--- RECORD EXTRACTS ---

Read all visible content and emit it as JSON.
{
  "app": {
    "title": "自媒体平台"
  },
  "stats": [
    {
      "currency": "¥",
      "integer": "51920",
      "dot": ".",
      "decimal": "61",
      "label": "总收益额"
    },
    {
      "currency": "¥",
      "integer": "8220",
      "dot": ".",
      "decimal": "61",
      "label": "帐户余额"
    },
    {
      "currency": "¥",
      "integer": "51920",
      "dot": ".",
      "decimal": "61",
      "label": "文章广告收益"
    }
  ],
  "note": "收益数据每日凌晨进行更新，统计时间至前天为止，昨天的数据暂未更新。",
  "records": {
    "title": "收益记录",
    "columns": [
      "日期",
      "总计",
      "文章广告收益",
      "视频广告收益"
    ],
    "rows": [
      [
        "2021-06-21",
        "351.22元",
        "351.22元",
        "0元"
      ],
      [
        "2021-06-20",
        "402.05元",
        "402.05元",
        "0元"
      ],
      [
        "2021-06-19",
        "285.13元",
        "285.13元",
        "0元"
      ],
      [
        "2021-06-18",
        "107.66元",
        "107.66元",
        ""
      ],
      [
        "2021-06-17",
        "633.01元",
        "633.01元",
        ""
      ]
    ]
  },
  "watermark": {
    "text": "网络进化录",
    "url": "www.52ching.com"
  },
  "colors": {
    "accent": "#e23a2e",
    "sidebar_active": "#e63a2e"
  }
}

---

■ **WHAT YOU HAVE TO DO**
Reproduce all the data word for word.

■ **RESPONSE TO THIS TASK**
Read all visible content and emit it as JSON.
{
  "app": {
    "title": "自媒体平台"
  },
  "stats": [
    {
      "currency": "¥",
      "integer": "51920",
      "dot": ".",
      "decimal": "61",
      "label": "总收益额"
    },
    {
      "currency": "¥",
      "integer": "8220",
      "dot": ".",
      "decimal": "61",
      "label": "帐户余额"
    },
    {
      "currency": "¥",
      "integer": "51920",
      "dot": ".",
      "decimal": "61",
      "label": "文章广告收益"
    }
  ],
  "note": "收益数据每日凌晨进行更新，统计时间至前天为止，昨天的数据暂未更新。",
  "records": {
    "title": "收益记录",
    "columns": [
      "日期",
      "总计",
      "文章广告收益",
      "视频广告收益"
    ],
    "rows": [
      [
        "2021-06-21",
        "351.22元",
        "351.22元",
        "0元"
      ],
      [
        "2021-06-20",
        "402.05元",
        "402.05元",
        "0元"
      ],
      [
        "2021-06-19",
        "285.13元",
        "285.13元",
        "0元"
      ],
      [
        "2021-06-18",
        "107.66元",
        "107.66元",
        ""
      ],
      [
        "2021-06-17",
        "633.01元",
        "633.01元",
        ""
      ]
    ]
  },
  "watermark": {
    "text": "网络进化录",
    "url": "www.52ching.com"
  },
  "colors": {
    "accent": "#e23a2e",
    "sidebar_active": "#e63a2e"
  }
}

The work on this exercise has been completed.